>> Start EXCERPTED TEXT
- Also known as: Rev
- Born: September 22, 1963 (age 62) Gunma Prefecture
- Genres: Pop rock;
- Occupations: singer; songwriter;
- Years active: 1984–
- Labels: CBS Sony (1984–1992); Zain Records (1993–1994); BMG Japan (1996–1997);
- Website: d-syst.com/md/index.html

= Masayuki Deguchi =

Japanese singer and songwriter

Masayuki Deguchi (出口雅之, Deguchi Mayasuki) is a Japanese singer and songwriter. He's best known to be a vocalist of a band Grass Valley (1987-1992) and for his solo project Rev (1993-1994).

==Biography==
In 1987 he started his career as leader of rock band GRASS VALLEY under CBS Sony, in 1992 the band has disbanded. During band career has released 8 studio albums and 9 singles.

In 1993 he started own solo unit Rev under Zain Records from Being Inc. recording company. On April he made major debut with single Amai Kiss Kiss, in media it was used as a commercial song for Miki Corporation's Camellia Diamond. The single reached No. 8 on Oricon Weekly Charts, charted for 9 weeks and sold more than 195,000 copies. On June, Masayuki participated in collaboration single Hateshinai Yume wo with Zard, the members of Wands and Zyyg as vocalist and as composer. The single was used as a theme song for NTV television sport program Geki Kuukan Pro Yakyuu93. The single was recorded for the first time on the Zard compilation album ZARD BEST The Single Collection: Kiseki in 1999. On October his second single Dakishimetai entered to Top 5 of Oricon Weekly Chart, selling more than 230,000 copies making it the biggest hit from his REV career. In media it was used as commercial song for Lottes product Crunky Stick. On December he released debut album Rev, the album charted #7 on Oricon Weekly Charts. sold more than 156,000 copies and charted over 10 weeks. The album includes self-cover version of Hateshinai Yume wo under subtitle Rev version.
>> End EXCERPTED TEXT
Extend the biography of Masayuki Deguchi by writing what comes after its last sentence.
>> Start DATASET RECORDS
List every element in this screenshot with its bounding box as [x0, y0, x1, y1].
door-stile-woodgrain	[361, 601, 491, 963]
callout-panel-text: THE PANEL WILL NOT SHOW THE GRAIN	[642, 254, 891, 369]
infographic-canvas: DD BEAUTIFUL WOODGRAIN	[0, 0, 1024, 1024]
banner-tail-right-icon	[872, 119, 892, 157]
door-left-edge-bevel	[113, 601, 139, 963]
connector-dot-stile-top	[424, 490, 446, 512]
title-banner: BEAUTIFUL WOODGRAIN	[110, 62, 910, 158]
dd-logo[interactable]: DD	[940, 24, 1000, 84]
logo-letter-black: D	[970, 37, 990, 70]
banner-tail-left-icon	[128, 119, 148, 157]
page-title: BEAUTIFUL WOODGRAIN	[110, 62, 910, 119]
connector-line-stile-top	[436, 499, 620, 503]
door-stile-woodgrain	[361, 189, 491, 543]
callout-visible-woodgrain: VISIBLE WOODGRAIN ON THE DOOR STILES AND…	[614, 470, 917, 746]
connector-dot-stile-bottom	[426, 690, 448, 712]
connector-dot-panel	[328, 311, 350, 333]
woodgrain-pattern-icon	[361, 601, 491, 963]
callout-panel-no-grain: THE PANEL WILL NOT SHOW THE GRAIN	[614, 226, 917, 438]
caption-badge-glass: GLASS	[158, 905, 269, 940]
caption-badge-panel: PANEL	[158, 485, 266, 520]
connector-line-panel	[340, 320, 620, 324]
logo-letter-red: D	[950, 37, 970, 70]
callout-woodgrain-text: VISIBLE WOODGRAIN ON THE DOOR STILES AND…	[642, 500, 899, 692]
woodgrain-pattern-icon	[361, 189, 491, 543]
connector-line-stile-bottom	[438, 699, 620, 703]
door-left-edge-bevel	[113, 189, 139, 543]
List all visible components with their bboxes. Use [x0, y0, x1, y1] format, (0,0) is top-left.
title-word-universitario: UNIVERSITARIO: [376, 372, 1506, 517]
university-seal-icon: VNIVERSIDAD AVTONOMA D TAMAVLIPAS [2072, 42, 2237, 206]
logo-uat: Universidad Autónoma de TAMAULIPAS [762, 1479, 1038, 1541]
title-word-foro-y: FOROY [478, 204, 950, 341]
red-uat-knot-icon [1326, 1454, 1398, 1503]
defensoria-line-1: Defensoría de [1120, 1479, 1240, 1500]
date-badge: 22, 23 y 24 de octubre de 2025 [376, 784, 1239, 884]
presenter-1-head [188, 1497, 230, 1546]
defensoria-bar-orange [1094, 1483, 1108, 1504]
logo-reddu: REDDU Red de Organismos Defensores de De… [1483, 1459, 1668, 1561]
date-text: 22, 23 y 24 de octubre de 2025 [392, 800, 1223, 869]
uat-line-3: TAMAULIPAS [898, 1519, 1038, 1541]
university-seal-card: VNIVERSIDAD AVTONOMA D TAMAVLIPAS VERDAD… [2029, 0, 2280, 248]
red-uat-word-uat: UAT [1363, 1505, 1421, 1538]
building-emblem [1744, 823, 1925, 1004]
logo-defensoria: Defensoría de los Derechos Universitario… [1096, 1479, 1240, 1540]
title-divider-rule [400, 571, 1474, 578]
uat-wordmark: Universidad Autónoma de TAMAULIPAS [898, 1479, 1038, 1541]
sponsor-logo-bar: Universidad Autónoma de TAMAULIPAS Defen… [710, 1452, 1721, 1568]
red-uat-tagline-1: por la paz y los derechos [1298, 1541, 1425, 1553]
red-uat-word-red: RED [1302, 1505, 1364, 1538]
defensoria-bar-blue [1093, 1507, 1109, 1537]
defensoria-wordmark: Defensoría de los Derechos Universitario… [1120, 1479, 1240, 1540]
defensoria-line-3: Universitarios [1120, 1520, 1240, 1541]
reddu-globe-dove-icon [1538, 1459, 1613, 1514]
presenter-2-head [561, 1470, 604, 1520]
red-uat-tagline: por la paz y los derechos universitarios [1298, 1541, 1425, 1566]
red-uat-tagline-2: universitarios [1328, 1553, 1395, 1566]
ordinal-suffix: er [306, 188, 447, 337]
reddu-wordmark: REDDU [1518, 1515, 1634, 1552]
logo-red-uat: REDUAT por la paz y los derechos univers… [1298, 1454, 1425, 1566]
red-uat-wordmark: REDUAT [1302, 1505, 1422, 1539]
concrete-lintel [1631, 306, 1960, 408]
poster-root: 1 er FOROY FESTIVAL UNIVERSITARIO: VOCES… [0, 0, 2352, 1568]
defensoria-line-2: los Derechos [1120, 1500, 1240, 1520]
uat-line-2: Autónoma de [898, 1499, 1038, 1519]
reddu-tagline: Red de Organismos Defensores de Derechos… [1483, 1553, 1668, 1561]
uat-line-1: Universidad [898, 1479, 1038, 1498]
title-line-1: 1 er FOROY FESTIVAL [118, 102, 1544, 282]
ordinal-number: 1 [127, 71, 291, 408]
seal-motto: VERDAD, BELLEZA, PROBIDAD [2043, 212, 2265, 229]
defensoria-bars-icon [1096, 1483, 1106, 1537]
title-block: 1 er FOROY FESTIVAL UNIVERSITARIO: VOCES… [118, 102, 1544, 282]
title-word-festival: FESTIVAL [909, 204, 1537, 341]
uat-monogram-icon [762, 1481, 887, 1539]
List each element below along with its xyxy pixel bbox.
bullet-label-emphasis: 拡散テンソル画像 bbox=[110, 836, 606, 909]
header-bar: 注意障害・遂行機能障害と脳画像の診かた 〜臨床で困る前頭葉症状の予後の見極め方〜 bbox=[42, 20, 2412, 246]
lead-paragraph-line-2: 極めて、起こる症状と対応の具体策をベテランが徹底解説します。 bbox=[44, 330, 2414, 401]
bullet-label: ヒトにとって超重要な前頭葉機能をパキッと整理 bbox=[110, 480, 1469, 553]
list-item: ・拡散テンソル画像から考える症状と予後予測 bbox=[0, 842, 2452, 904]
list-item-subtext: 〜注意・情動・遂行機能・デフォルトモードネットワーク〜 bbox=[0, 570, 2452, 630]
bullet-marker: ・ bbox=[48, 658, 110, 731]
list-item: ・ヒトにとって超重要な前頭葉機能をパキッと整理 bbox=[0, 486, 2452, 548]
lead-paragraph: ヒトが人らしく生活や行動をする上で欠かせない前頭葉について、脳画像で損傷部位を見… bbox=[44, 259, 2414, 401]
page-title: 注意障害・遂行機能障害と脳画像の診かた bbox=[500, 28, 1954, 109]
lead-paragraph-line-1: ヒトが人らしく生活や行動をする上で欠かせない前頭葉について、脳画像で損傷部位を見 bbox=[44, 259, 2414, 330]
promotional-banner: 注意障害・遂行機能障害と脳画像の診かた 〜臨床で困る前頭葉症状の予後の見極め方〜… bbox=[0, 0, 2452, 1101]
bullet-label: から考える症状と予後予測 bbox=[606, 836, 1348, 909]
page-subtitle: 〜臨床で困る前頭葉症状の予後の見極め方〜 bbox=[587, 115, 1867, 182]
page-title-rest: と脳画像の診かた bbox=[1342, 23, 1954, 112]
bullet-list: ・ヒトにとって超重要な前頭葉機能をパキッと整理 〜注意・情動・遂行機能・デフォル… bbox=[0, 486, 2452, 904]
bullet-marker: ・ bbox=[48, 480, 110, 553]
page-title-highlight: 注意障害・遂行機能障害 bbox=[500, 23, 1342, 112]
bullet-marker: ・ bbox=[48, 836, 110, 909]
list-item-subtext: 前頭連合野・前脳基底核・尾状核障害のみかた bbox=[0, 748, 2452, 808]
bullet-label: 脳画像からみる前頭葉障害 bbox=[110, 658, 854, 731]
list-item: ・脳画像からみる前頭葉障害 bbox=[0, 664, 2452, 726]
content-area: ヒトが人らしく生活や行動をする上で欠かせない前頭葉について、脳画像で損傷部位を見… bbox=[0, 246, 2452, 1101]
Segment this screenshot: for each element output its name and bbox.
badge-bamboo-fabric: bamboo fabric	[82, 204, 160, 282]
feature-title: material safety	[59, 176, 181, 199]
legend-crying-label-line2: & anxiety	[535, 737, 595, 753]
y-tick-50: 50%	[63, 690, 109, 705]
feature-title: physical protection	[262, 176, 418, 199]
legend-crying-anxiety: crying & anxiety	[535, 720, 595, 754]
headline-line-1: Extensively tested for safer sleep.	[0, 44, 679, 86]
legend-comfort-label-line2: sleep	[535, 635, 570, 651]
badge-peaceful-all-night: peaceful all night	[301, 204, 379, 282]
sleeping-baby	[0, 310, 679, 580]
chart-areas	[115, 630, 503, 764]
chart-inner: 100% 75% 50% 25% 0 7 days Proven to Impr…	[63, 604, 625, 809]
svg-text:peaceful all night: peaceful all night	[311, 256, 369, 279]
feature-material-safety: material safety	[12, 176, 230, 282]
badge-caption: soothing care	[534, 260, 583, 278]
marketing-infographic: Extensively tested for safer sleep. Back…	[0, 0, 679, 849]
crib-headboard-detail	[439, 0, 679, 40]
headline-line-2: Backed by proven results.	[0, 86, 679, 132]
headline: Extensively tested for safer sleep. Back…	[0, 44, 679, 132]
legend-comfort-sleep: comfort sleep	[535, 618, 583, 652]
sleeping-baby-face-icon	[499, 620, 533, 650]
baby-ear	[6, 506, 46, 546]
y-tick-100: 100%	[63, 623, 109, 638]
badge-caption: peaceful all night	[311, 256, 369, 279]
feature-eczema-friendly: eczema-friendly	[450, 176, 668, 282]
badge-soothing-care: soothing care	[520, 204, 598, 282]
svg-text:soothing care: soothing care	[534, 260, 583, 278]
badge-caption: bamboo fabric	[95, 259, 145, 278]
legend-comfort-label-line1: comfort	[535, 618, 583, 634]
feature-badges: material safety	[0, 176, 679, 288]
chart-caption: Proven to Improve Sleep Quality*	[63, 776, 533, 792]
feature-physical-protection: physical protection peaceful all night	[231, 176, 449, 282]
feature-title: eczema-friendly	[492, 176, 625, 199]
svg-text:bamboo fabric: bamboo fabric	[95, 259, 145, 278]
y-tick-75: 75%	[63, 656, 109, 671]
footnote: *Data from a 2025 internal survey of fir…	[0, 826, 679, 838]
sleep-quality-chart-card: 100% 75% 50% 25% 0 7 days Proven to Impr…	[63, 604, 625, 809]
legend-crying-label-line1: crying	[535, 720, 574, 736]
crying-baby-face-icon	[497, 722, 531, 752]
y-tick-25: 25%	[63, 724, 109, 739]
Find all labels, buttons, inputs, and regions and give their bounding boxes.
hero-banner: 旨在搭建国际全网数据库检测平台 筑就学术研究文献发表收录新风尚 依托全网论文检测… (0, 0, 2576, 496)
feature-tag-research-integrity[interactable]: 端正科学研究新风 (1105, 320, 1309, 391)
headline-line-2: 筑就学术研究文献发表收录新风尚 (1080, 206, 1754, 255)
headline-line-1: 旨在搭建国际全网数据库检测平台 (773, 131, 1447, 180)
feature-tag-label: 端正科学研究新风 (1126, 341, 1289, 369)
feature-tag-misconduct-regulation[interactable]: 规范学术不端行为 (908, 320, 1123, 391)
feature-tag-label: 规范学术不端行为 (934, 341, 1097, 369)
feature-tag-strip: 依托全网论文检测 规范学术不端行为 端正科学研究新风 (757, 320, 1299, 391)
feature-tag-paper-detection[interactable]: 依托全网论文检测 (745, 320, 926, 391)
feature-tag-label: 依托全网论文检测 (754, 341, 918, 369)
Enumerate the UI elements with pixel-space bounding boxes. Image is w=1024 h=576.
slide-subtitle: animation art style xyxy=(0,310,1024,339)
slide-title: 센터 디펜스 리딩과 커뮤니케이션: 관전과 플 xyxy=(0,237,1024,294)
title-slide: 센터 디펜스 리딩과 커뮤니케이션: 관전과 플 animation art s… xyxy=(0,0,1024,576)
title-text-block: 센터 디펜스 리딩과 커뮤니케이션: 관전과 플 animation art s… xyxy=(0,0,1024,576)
>> End DATASET RECORDS
→ **ANSWER TO THIS TASK**:
In February 1994 the third single Ikusen no Jounetsu was used in media as an opening theme for Tokyo Broadcasting System Television music program Count Down TV. The single sold only 99,000 copies which makes the lowest sells from the whole career. On September Masayuki releases his final single Break Down. In the media it was used as a commercial song for Pioneer Corporation's carrozzeria. With this final single on September he made his first and the last media appearance on music program Music Station. On the same month he releases his second and final studio album Moon with total 88,000 copies sold. On November he held three times his first and last live Live Mode. After then activities under name Rev has disappeared.

After one year of break, in 1996 he started his solo career under real name Masayuki Deguchi through BGM Japan label. During this period he releases two singles which didn't enter to Top 30 of Weekly Charts and two studio albums Speed of Life and Egoist. in 1997 March he went on hiatus.

In 1999 he formed own rock band Suicide Sport Car and band has disbanded in 2003, during five-year activity they've had released 2 studio albums and 5 singles.

In June 2003 he released studio album Salon de CASINO ROYALE under nickname Dandy D, the album didn't enter to Oricon Charts and soon this project ended.

In 2006, he formed unit Gentleman Take Poraloid with Ken Morioka, under indies label Palm Tree and in 2009 released studio album Orfeu.

In 2012 he released his first jazz cover album DECO JAZZ／MASAYUKI DEGUCHI WITH DECO from Palm Tree Records.

Three music videoclips from Rev period were released at 2-disc DVD set Legend of 90's J-Rock Best Live & Clips.

Nowadays Masayuki is active in live houses.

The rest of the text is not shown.